_What to do:_ Copy every entry exactly as given, minus the images.
## begin
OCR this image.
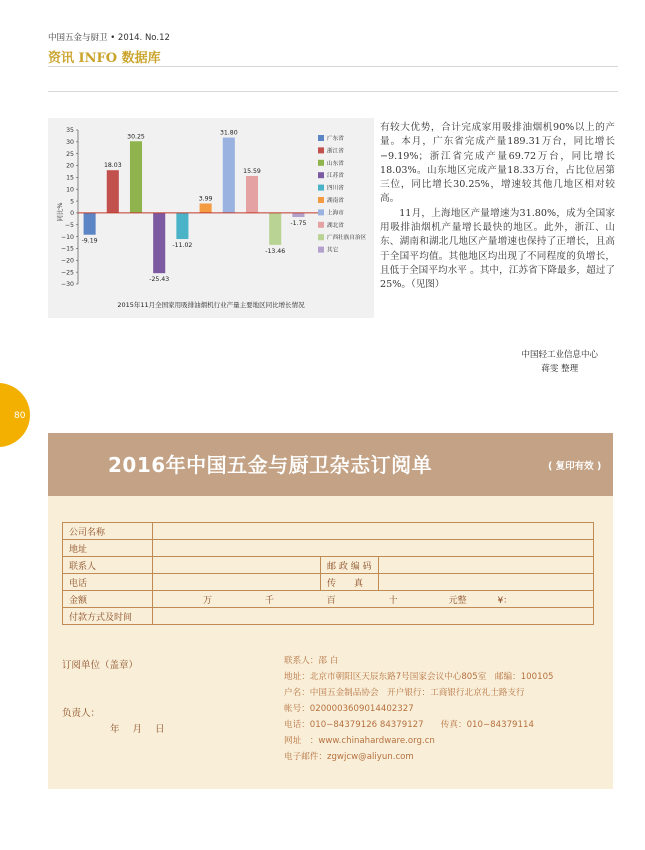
中国五金与厨卫 • 2014. No.12
资讯 INFO 数据库
同比%
35
30
25
20
15
10
5
0
−5
−10
−15
−20
−25
−30
-9.19
18.03
30.25
-25.43
-11.02
3.99
31.80
15.59
-13.46
-1.75
广东省
浙江省
山东省
江苏省
四川省
湖南省
上海市
湖北省
广西壮族自治区
其它
2015年11月全国家用吸排油烟机行业产量主要地区同比增长情况

有较大优势，合计完成家用吸排油烟机90%以上的产量。本月，广东省完成产量189.31万台，同比增长−9.19%；浙江省完成产量69.72万台，同比增长18.03%。山东地区完成产量18.33万台，占比位居第三位，同比增长30.25%，增速较其他几地区相对较高。

11月，上海地区产量增速为31.80%，成为全国家用吸排油烟机产量增长最快的地区。此外，浙江、山东、湖南和湖北几地区产量增速也保持了正增长，且高于全国平均值。其他地区均出现了不同程度的负增长，且低于全国平均水平 。其中，江苏省下降最多，超过了25%。（见图）

中国轻工业信息中心
蒋雯 整理
80
2016年中国五金与厨卫杂志订阅单	( 复印有效 )
公司名称			
地址			
联系人		邮 政 编 码	
电话		传　　真	
金额	万 千 百 十 元整 ¥：		
付款方式及时间			
订阅单位（盖章）
负责人：
年 月 日
联系人：邵 白
地址：北京市朝阳区天辰东路7号国家会议中心805室　邮编：100105
户名：中国五金制品协会　开户银行：工商银行北京礼士路支行
帐号：0200003609014402327
电话：010−84379126 84379127　　传真：010−84379114
网址　：www.chinahardware.org.cn
电子邮件：zgwjcw@aliyun.com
## end
_Result below:_
OCR this image.
中国五金与厨卫 • 2014. No.12
资讯 INFO 数据库
同比%
35
30
25
20
15
10
5
0
−5
−10
−15
−20
−25
−30
-9.19
18.03
30.25
-25.43
-11.02
3.99
31.80
15.59
-13.46
-1.75
广东省
浙江省
山东省
江苏省
四川省
湖南省
上海市
湖北省
广西壮族自治区
其它
2015年11月全国家用吸排油烟机行业产量主要地区同比增长情况

有较大优势，合计完成家用吸排油烟机90%以上的产量。本月，广东省完成产量189.31万台，同比增长−9.19%；浙江省完成产量69.72万台，同比增长18.03%。山东地区完成产量18.33万台，占比位居第三位，同比增长30.25%，增速较其他几地区相对较高。

11月，上海地区产量增速为31.80%，成为全国家用吸排油烟机产量增长最快的地区。此外，浙江、山东、湖南和湖北几地区产量增速也保持了正增长，且高于全国平均值。其他地区均出现了不同程度的负增长，且低于全国平均水平 。其中，江苏省下降最多，超过了25%。（见图）

中国轻工业信息中心
蒋雯 整理
80
2016年中国五金与厨卫杂志订阅单	( 复印有效 )
公司名称			
地址			
联系人		邮 政 编 码	
电话		传　　真	
金额	万 千 百 十 元整 ¥：		
付款方式及时间			
订阅单位（盖章）
负责人：
年 月 日
联系人：邵 白
地址：北京市朝阳区天辰东路7号国家会议中心805室　邮编：100105
户名：中国五金制品协会　开户银行：工商银行北京礼士路支行
帐号：0200003609014402327
电话：010−84379126 84379127　　传真：010−84379114
网址　：www.chinahardware.org.cn
电子邮件：zgwjcw@aliyun.com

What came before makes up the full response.